Begin Extract to read

My great love is for mysteries of the Golden Age, and the authors who emulated the style. The richness and imagination found in stories written at the time is just incredible. Reading a Golden Age mystery is almost like agreeing to an author-reader duel with whoever the author was. The author throws every trick in the book at you: red herrings, fake alibis, multiple murders... Meanwhile, the reader tries his (or her) best to keep their balance, thrusting back with their own deductions, trying to figure out just what the old devil’s up to this time. It’s plenty of fun to read along and try to beat the detective to the solution. I can’t help but get a picture in my mind of a pleasant evening of deduction by the fireplace: Dr. Fell smoking a pipe in a red leather armchair, Sir Henry Merrivale battling it out with a pair of knitting needles as Miss Marple attempts to help out… It’s a very warm, pleasant image.

End Extract to read
Begin Provided material

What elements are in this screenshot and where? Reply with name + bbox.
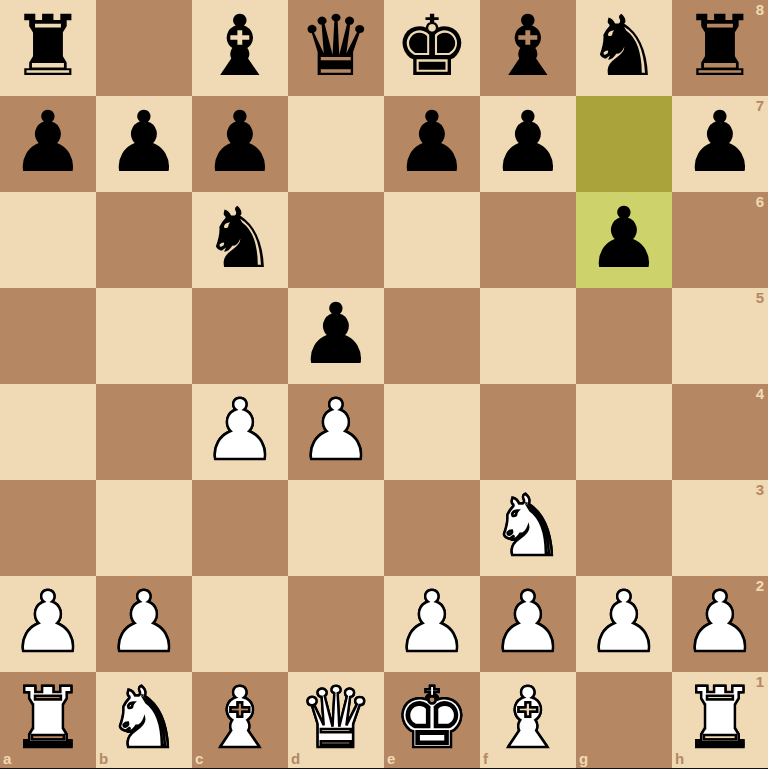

End Provided material

Challenge 1.
Decide whether each statement agrees with the passage on Golden Age mysteries, answering yes or no and quoting the words of the passage that settle it.
(a) Reading a Golden Age mystery is likened to a duel between author and reader.
(b) In the imagined fireside scene, Miss Marple smokes a pipe.
(c) Red herrings and fake alibis are among the tricks the author throws at the reader.
Challenge 2.
According to the passage on Golden Age mysteries, what is Sir Henry Merrivale battling it out with in the fireside scene?

Correct result 1.
(a) Yes: "Reading a Golden Age mystery is almost like agreeing to an author-reader duel with whoever the author was."
(b) No: "Dr. Fell smoking a pipe in a red leather armchair"
(c) Yes: "red herrings, fake alibis, multiple murders"

Correct result 2.
A pair of knitting needles.